§ DATA FOR THE TASK

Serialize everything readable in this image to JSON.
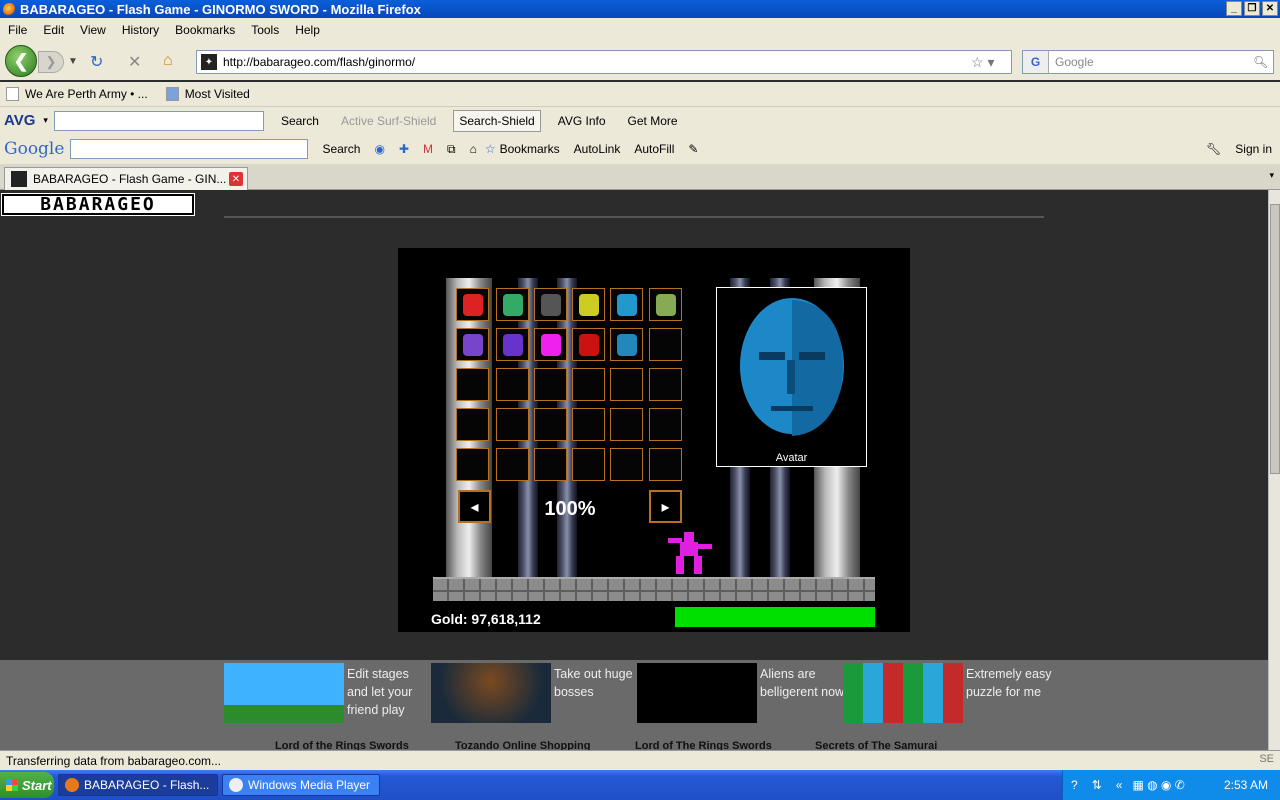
{
  "window": {
    "title": "BABARAGEO - Flash Game - GINORMO SWORD - Mozilla Firefox"
  },
  "menu": [
    "File",
    "Edit",
    "View",
    "History",
    "Bookmarks",
    "Tools",
    "Help"
  ],
  "nav": {
    "url": "http://babarageo.com/flash/ginormo/",
    "search_placeholder": "Google",
    "search_engine": "G"
  },
  "bookmarks": [
    "We Are Perth Army • ...",
    "Most Visited"
  ],
  "avg_toolbar": {
    "logo": "AVG",
    "items": [
      "Search",
      "Active Surf-Shield",
      "Search-Shield",
      "AVG Info",
      "Get More"
    ]
  },
  "google_toolbar": {
    "logo": "Google",
    "items": [
      "Search",
      "Bookmarks",
      "AutoLink",
      "AutoFill",
      "Sign in"
    ]
  },
  "tab": {
    "title": "BABARAGEO - Flash Game - GIN..."
  },
  "site": {
    "logo": "BABARAGEO"
  },
  "game": {
    "avatar_label": "Avatar",
    "zoom": "100%",
    "gold": "Gold: 97,618,112",
    "prev_arrow": "◂",
    "next_arrow": "▸",
    "health_fill": 1.0,
    "health_color": "#00e000"
  },
  "ads": [
    {
      "text": "Edit stages and let your friend play",
      "title": "Lord of the Rings Swords"
    },
    {
      "text": "Take out huge bosses",
      "title": "Tozando Online Shopping"
    },
    {
      "text": "Aliens are belligerent now",
      "title": "Lord of The Rings Swords"
    },
    {
      "text": "Extremely easy puzzle for me",
      "title": "Secrets of The Samurai"
    }
  ],
  "status": {
    "text": "Transferring data from babarageo.com...",
    "badge": "SE"
  },
  "taskbar": {
    "start": "Start",
    "tasks": [
      "BABARAGEO - Flash...",
      "Windows Media Player"
    ],
    "time": "2:53 AM"
  }
}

§ REQUIREMENTS
Reproduce the material word for word, minus the images.

§ THE SOLUTION
Serialize everything readable in this image to JSON.
{
  "window": {
    "title": "BABARAGEO - Flash Game - GINORMO SWORD - Mozilla Firefox"
  },
  "menu": [
    "File",
    "Edit",
    "View",
    "History",
    "Bookmarks",
    "Tools",
    "Help"
  ],
  "nav": {
    "url": "http://babarageo.com/flash/ginormo/",
    "search_placeholder": "Google",
    "search_engine": "G"
  },
  "bookmarks": [
    "We Are Perth Army • ...",
    "Most Visited"
  ],
  "avg_toolbar": {
    "logo": "AVG",
    "items": [
      "Search",
      "Active Surf-Shield",
      "Search-Shield",
      "AVG Info",
      "Get More"
    ]
  },
  "google_toolbar": {
    "logo": "Google",
    "items": [
      "Search",
      "Bookmarks",
      "AutoLink",
      "AutoFill",
      "Sign in"
    ]
  },
  "tab": {
    "title": "BABARAGEO - Flash Game - GIN..."
  },
  "site": {
    "logo": "BABARAGEO"
  },
  "game": {
    "avatar_label": "Avatar",
    "zoom": "100%",
    "gold": "Gold: 97,618,112",
    "prev_arrow": "◂",
    "next_arrow": "▸",
    "health_fill": 1.0,
    "health_color": "#00e000"
  },
  "ads": [
    {
      "text": "Edit stages and let your friend play",
      "title": "Lord of the Rings Swords"
    },
    {
      "text": "Take out huge bosses",
      "title": "Tozando Online Shopping"
    },
    {
      "text": "Aliens are belligerent now",
      "title": "Lord of The Rings Swords"
    },
    {
      "text": "Extremely easy puzzle for me",
      "title": "Secrets of The Samurai"
    }
  ],
  "status": {
    "text": "Transferring data from babarageo.com...",
    "badge": "SE"
  },
  "taskbar": {
    "start": "Start",
    "tasks": [
      "BABARAGEO - Flash...",
      "Windows Media Player"
    ],
    "time": "2:53 AM"
  }
}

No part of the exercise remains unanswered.